Your objective:
Write down every entry below once more, exactly.

Record list:
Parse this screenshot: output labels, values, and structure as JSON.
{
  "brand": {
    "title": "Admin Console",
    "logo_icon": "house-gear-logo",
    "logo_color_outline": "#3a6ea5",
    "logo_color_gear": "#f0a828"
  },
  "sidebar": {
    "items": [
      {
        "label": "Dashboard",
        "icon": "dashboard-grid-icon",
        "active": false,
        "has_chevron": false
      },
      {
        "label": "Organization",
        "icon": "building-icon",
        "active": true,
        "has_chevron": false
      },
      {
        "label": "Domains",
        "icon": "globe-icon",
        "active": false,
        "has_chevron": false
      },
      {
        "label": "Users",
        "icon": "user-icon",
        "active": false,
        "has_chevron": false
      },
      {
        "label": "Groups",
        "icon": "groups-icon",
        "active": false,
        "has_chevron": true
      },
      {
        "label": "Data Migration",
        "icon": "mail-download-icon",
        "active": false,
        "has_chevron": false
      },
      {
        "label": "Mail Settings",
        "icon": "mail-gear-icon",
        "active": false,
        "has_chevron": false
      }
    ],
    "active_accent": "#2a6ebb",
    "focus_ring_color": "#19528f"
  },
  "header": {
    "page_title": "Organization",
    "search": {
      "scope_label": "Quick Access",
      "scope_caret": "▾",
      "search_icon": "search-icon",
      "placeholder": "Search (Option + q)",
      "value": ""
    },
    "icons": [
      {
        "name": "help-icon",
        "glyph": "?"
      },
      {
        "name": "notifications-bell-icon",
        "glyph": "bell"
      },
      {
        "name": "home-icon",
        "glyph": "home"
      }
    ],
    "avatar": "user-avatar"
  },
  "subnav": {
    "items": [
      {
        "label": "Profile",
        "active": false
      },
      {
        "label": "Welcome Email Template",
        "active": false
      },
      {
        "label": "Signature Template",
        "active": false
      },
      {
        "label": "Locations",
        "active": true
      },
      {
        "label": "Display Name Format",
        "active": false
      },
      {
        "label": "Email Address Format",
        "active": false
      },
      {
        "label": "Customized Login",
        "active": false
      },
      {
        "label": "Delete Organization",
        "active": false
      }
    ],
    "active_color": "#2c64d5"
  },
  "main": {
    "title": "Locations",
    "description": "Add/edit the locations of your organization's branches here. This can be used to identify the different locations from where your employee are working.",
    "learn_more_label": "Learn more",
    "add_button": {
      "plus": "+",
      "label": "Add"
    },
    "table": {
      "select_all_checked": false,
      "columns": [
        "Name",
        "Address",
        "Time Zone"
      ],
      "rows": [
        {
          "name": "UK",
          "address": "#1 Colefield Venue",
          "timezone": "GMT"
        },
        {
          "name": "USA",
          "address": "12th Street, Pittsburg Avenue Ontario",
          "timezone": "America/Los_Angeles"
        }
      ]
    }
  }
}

Task solution:
Parse this screenshot: output labels, values, and structure as JSON.
{
  "brand": {
    "title": "Admin Console",
    "logo_icon": "house-gear-logo",
    "logo_color_outline": "#3a6ea5",
    "logo_color_gear": "#f0a828"
  },
  "sidebar": {
    "items": [
      {
        "label": "Dashboard",
        "icon": "dashboard-grid-icon",
        "active": false,
        "has_chevron": false
      },
      {
        "label": "Organization",
        "icon": "building-icon",
        "active": true,
        "has_chevron": false
      },
      {
        "label": "Domains",
        "icon": "globe-icon",
        "active": false,
        "has_chevron": false
      },
      {
        "label": "Users",
        "icon": "user-icon",
        "active": false,
        "has_chevron": false
      },
      {
        "label": "Groups",
        "icon": "groups-icon",
        "active": false,
        "has_chevron": true
      },
      {
        "label": "Data Migration",
        "icon": "mail-download-icon",
        "active": false,
        "has_chevron": false
      },
      {
        "label": "Mail Settings",
        "icon": "mail-gear-icon",
        "active": false,
        "has_chevron": false
      }
    ],
    "active_accent": "#2a6ebb",
    "focus_ring_color": "#19528f"
  },
  "header": {
    "page_title": "Organization",
    "search": {
      "scope_label": "Quick Access",
      "scope_caret": "▾",
      "search_icon": "search-icon",
      "placeholder": "Search (Option + q)",
      "value": ""
    },
    "icons": [
      {
        "name": "help-icon",
        "glyph": "?"
      },
      {
        "name": "notifications-bell-icon",
        "glyph": "bell"
      },
      {
        "name": "home-icon",
        "glyph": "home"
      }
    ],
    "avatar": "user-avatar"
  },
  "subnav": {
    "items": [
      {
        "label": "Profile",
        "active": false
      },
      {
        "label": "Welcome Email Template",
        "active": false
      },
      {
        "label": "Signature Template",
        "active": false
      },
      {
        "label": "Locations",
        "active": true
      },
      {
        "label": "Display Name Format",
        "active": false
      },
      {
        "label": "Email Address Format",
        "active": false
      },
      {
        "label": "Customized Login",
        "active": false
      },
      {
        "label": "Delete Organization",
        "active": false
      }
    ],
    "active_color": "#2c64d5"
  },
  "main": {
    "title": "Locations",
    "description": "Add/edit the locations of your organization's branches here. This can be used to identify the different locations from where your employee are working.",
    "learn_more_label": "Learn more",
    "add_button": {
      "plus": "+",
      "label": "Add"
    },
    "table": {
      "select_all_checked": false,
      "columns": [
        "Name",
        "Address",
        "Time Zone"
      ],
      "rows": [
        {
          "name": "UK",
          "address": "#1 Colefield Venue",
          "timezone": "GMT"
        },
        {
          "name": "USA",
          "address": "12th Street, Pittsburg Avenue Ontario",
          "timezone": "America/Los_Angeles"
        }
      ]
    }
  }
}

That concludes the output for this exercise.